AIM OF THE TASK —
In the entries that follow, find every line containing "must" and copy it.

Document page transcription items —
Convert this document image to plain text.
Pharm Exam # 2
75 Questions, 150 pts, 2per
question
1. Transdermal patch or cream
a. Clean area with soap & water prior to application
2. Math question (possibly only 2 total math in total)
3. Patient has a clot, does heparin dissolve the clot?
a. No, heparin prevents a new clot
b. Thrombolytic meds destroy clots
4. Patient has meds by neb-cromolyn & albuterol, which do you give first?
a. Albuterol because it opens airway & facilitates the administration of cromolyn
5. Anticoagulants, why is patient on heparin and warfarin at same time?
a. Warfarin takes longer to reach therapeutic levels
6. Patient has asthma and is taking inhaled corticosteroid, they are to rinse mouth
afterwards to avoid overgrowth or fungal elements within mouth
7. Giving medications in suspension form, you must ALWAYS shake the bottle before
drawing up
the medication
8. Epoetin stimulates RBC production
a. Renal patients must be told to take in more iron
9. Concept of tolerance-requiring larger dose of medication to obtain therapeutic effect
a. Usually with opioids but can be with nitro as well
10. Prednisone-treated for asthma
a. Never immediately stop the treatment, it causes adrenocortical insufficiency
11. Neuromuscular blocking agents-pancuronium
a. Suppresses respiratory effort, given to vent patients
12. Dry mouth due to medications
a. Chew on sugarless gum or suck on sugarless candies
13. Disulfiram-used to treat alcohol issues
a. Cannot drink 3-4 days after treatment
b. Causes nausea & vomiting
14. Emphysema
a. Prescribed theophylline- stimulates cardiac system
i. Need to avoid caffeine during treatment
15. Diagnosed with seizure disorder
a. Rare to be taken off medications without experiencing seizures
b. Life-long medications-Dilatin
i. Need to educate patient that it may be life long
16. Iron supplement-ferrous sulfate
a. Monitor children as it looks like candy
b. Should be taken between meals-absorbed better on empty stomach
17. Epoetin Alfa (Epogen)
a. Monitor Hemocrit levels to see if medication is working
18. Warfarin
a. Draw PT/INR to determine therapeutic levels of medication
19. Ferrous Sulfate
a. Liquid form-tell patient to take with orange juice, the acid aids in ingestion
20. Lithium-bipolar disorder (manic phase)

FINAL ANSWER —
7. Giving medications in suspension form, you must ALWAYS shake the bottle before
a. Renal patients must be told to take in more iron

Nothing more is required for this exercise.